Each record below should be repeated precisely as written.

(begin)

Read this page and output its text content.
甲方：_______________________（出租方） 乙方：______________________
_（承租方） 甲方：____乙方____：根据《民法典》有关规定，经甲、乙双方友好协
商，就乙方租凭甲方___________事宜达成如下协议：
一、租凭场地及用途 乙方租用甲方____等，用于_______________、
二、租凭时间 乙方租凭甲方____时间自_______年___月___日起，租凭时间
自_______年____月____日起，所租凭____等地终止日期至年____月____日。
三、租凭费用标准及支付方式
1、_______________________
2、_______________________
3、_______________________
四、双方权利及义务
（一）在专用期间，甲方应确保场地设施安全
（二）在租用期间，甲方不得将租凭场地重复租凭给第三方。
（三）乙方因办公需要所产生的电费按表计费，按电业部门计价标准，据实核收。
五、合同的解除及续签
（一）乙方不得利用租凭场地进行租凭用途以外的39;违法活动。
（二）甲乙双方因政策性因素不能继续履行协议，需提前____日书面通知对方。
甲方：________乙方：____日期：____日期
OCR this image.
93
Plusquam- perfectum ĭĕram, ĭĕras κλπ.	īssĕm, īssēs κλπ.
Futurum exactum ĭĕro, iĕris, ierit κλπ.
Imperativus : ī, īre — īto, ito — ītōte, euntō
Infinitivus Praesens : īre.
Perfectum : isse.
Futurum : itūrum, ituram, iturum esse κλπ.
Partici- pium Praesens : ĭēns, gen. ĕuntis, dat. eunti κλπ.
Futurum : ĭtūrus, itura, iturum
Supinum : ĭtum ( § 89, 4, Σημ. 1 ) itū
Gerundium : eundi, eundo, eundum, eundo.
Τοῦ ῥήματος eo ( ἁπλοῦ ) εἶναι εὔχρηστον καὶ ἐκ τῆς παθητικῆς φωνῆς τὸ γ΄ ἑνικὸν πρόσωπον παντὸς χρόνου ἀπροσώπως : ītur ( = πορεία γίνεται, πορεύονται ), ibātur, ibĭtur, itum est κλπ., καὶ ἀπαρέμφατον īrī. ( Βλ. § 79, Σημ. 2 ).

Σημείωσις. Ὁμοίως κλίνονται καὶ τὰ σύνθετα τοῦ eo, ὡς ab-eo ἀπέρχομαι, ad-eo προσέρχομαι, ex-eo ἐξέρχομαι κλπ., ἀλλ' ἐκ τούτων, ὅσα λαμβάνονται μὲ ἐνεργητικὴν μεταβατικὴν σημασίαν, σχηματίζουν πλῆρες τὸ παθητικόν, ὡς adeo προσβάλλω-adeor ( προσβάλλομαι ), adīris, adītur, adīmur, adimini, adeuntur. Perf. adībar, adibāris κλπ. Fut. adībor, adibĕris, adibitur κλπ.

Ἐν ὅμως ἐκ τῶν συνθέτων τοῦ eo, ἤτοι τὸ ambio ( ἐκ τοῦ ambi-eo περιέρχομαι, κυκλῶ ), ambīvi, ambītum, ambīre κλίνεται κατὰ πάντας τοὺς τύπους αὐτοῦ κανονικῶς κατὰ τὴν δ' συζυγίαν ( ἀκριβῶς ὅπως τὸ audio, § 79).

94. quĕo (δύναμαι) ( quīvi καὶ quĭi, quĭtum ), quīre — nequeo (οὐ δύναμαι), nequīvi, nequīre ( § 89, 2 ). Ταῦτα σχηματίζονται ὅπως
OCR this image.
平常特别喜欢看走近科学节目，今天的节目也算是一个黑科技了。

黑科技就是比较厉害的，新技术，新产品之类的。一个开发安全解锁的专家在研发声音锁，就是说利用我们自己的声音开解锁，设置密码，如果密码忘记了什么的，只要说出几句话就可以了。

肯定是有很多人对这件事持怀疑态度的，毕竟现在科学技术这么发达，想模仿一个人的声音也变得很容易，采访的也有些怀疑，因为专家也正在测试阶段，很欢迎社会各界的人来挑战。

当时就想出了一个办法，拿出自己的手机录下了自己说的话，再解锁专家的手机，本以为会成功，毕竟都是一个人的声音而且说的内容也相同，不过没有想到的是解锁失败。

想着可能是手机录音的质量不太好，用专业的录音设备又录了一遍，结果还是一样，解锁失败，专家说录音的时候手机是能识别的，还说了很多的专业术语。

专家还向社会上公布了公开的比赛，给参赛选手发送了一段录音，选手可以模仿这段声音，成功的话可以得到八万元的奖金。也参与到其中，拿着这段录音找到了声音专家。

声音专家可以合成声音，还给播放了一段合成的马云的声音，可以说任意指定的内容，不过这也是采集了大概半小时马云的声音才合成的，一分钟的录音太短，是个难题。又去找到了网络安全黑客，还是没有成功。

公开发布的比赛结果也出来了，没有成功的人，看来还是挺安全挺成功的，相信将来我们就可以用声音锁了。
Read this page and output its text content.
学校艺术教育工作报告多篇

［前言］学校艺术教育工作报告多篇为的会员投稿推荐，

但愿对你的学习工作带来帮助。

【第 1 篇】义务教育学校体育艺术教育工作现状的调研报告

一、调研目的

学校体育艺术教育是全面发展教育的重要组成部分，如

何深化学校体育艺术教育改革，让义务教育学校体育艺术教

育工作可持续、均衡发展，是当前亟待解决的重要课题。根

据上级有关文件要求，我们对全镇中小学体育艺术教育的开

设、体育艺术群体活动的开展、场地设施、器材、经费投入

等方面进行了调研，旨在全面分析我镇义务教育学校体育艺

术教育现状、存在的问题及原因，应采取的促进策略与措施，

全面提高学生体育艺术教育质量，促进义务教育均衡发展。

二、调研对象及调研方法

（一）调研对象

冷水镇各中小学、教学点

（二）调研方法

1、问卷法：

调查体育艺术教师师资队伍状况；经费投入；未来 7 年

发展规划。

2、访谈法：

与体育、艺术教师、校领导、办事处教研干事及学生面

(end)

RESULT OF THE TASK ->
Read this page and output its text content.
甲方：_______________________（出租方） 乙方：______________________
_（承租方） 甲方：____乙方____：根据《民法典》有关规定，经甲、乙双方友好协
商，就乙方租凭甲方___________事宜达成如下协议：
一、租凭场地及用途 乙方租用甲方____等，用于_______________、
二、租凭时间 乙方租凭甲方____时间自_______年___月___日起，租凭时间
自_______年____月____日起，所租凭____等地终止日期至年____月____日。
三、租凭费用标准及支付方式
1、_______________________
2、_______________________
3、_______________________
四、双方权利及义务
（一）在专用期间，甲方应确保场地设施安全
（二）在租用期间，甲方不得将租凭场地重复租凭给第三方。
（三）乙方因办公需要所产生的电费按表计费，按电业部门计价标准，据实核收。
五、合同的解除及续签
（一）乙方不得利用租凭场地进行租凭用途以外的39;违法活动。
（二）甲乙双方因政策性因素不能继续履行协议，需提前____日书面通知对方。
甲方：________乙方：____日期：____日期
OCR this image.
93
Plusquam- perfectum ĭĕram, ĭĕras κλπ.	īssĕm, īssēs κλπ.
Futurum exactum ĭĕro, iĕris, ierit κλπ.
Imperativus : ī, īre — īto, ito — ītōte, euntō
Infinitivus Praesens : īre.
Perfectum : isse.
Futurum : itūrum, ituram, iturum esse κλπ.
Partici- pium Praesens : ĭēns, gen. ĕuntis, dat. eunti κλπ.
Futurum : ĭtūrus, itura, iturum
Supinum : ĭtum ( § 89, 4, Σημ. 1 ) itū
Gerundium : eundi, eundo, eundum, eundo.
Τοῦ ῥήματος eo ( ἁπλοῦ ) εἶναι εὔχρηστον καὶ ἐκ τῆς παθητικῆς φωνῆς τὸ γ΄ ἑνικὸν πρόσωπον παντὸς χρόνου ἀπροσώπως : ītur ( = πορεία γίνεται, πορεύονται ), ibātur, ibĭtur, itum est κλπ., καὶ ἀπαρέμφατον īrī. ( Βλ. § 79, Σημ. 2 ).

Σημείωσις. Ὁμοίως κλίνονται καὶ τὰ σύνθετα τοῦ eo, ὡς ab-eo ἀπέρχομαι, ad-eo προσέρχομαι, ex-eo ἐξέρχομαι κλπ., ἀλλ' ἐκ τούτων, ὅσα λαμβάνονται μὲ ἐνεργητικὴν μεταβατικὴν σημασίαν, σχηματίζουν πλῆρες τὸ παθητικόν, ὡς adeo προσβάλλω-adeor ( προσβάλλομαι ), adīris, adītur, adīmur, adimini, adeuntur. Perf. adībar, adibāris κλπ. Fut. adībor, adibĕris, adibitur κλπ.

Ἐν ὅμως ἐκ τῶν συνθέτων τοῦ eo, ἤτοι τὸ ambio ( ἐκ τοῦ ambi-eo περιέρχομαι, κυκλῶ ), ambīvi, ambītum, ambīre κλίνεται κατὰ πάντας τοὺς τύπους αὐτοῦ κανονικῶς κατὰ τὴν δ' συζυγίαν ( ἀκριβῶς ὅπως τὸ audio, § 79).

94. quĕo (δύναμαι) ( quīvi καὶ quĭi, quĭtum ), quīre — nequeo (οὐ δύναμαι), nequīvi, nequīre ( § 89, 2 ). Ταῦτα σχηματίζονται ὅπως
OCR this image.
平常特别喜欢看走近科学节目，今天的节目也算是一个黑科技了。

黑科技就是比较厉害的，新技术，新产品之类的。一个开发安全解锁的专家在研发声音锁，就是说利用我们自己的声音开解锁，设置密码，如果密码忘记了什么的，只要说出几句话就可以了。

肯定是有很多人对这件事持怀疑态度的，毕竟现在科学技术这么发达，想模仿一个人的声音也变得很容易，采访的也有些怀疑，因为专家也正在测试阶段，很欢迎社会各界的人来挑战。

当时就想出了一个办法，拿出自己的手机录下了自己说的话，再解锁专家的手机，本以为会成功，毕竟都是一个人的声音而且说的内容也相同，不过没有想到的是解锁失败。

想着可能是手机录音的质量不太好，用专业的录音设备又录了一遍，结果还是一样，解锁失败，专家说录音的时候手机是能识别的，还说了很多的专业术语。

专家还向社会上公布了公开的比赛，给参赛选手发送了一段录音，选手可以模仿这段声音，成功的话可以得到八万元的奖金。也参与到其中，拿着这段录音找到了声音专家。

声音专家可以合成声音，还给播放了一段合成的马云的声音，可以说任意指定的内容，不过这也是采集了大概半小时马云的声音才合成的，一分钟的录音太短，是个难题。又去找到了网络安全黑客，还是没有成功。

公开发布的比赛结果也出来了，没有成功的人，看来还是挺安全挺成功的，相信将来我们就可以用声音锁了。
Read this page and output its text content.
学校艺术教育工作报告多篇

［前言］学校艺术教育工作报告多篇为的会员投稿推荐，

但愿对你的学习工作带来帮助。

【第 1 篇】义务教育学校体育艺术教育工作现状的调研报告

一、调研目的

学校体育艺术教育是全面发展教育的重要组成部分，如

何深化学校体育艺术教育改革，让义务教育学校体育艺术教

育工作可持续、均衡发展，是当前亟待解决的重要课题。根

据上级有关文件要求，我们对全镇中小学体育艺术教育的开

设、体育艺术群体活动的开展、场地设施、器材、经费投入

等方面进行了调研，旨在全面分析我镇义务教育学校体育艺

术教育现状、存在的问题及原因，应采取的促进策略与措施，

全面提高学生体育艺术教育质量，促进义务教育均衡发展。

二、调研对象及调研方法

（一）调研对象

冷水镇各中小学、教学点

（二）调研方法

1、问卷法：

调查体育艺术教师师资队伍状况；经费投入；未来 7 年

发展规划。

2、访谈法：

与体育、艺术教师、校领导、办事处教研干事及学生面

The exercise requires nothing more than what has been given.